--- Job ---
Each line of the material below that holds the word "охлаждающей" needs to be copied.

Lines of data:
________________
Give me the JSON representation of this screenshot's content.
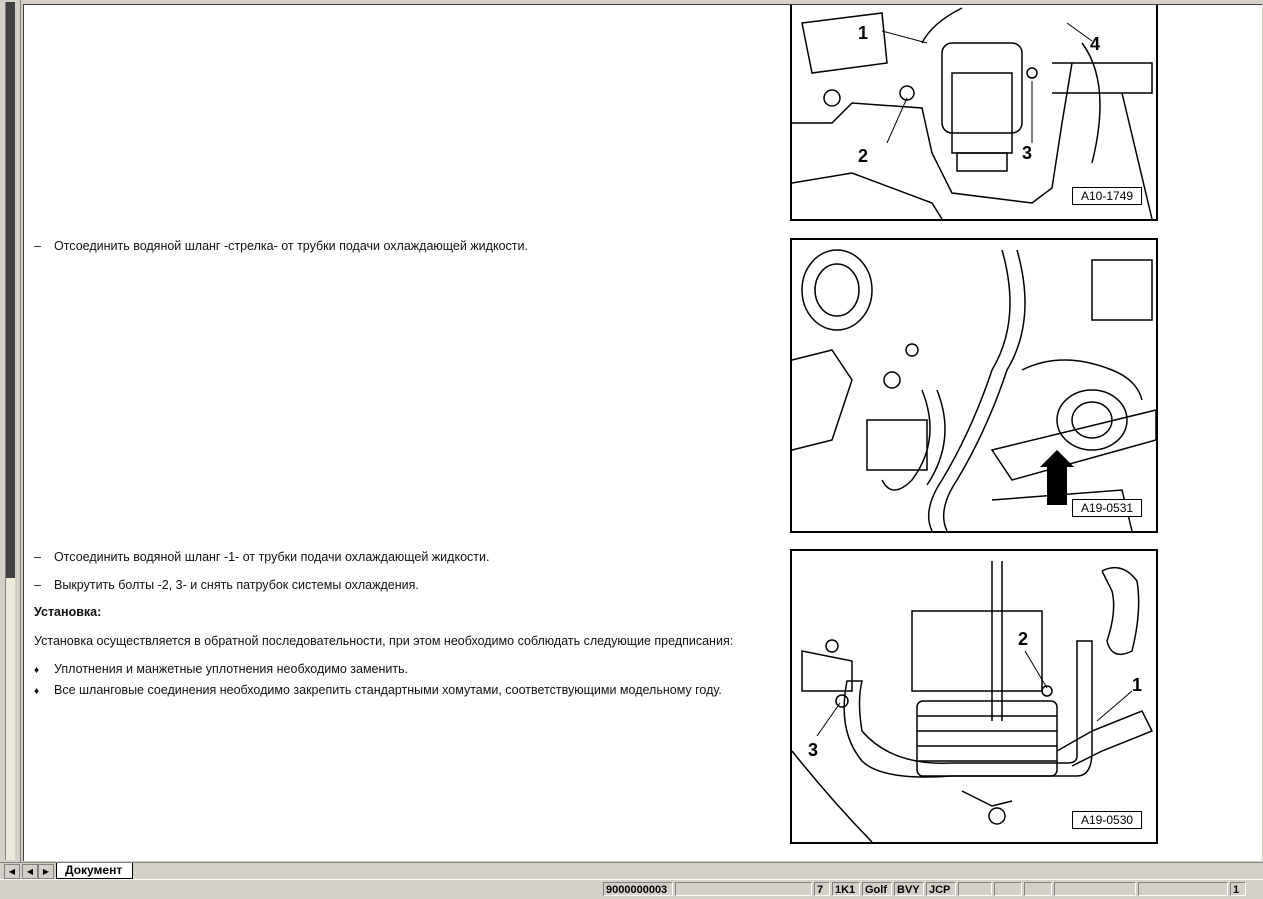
{
  "document": {
    "instruction_1": "Отсоединить водяной шланг -стрелка- от трубки подачи охлаждающей жидкости.",
    "instruction_2": "Отсоединить водяной шланг -1- от трубки подачи охлаждающей жидкости.",
    "instruction_3": "Выкрутить болты -2, 3- и снять патрубок системы охлаждения.",
    "dash": "–",
    "section_heading": "Установка:",
    "install_text": "Установка осуществляется в обратной последовательности, при этом необходимо соблюдать следующие предписания:",
    "bullet_symbol": "♦",
    "bullet_1": "Уплотнения и манжетные уплотнения необходимо заменить.",
    "bullet_2": "Все шланговые соединения необходимо закрепить стандартными хомутами, соответствующими модельному году."
  },
  "figures": [
    {
      "code": "A10-1749",
      "callouts": [
        "1",
        "2",
        "3",
        "4"
      ]
    },
    {
      "code": "A19-0531",
      "callouts": []
    },
    {
      "code": "A19-0530",
      "callouts": [
        "1",
        "2",
        "3"
      ]
    }
  ],
  "tabs": {
    "document_tab": "Документ",
    "first_icon": "first-page-icon",
    "prev_icon": "prev-page-icon",
    "next_icon": "next-page-icon"
  },
  "statusbar": {
    "doc_number": "9000000003",
    "c1": "7",
    "c2": "1K1",
    "c3": "Golf",
    "c4": "BVY",
    "c5": "JCP",
    "page": "1"
  }
}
________________
--- Solution for this problem ---
    "instruction_1": "Отсоединить водяной шланг -стрелка- от трубки подачи охлаждающей жидкости.",
    "instruction_2": "Отсоединить водяной шланг -1- от трубки подачи охлаждающей жидкости.",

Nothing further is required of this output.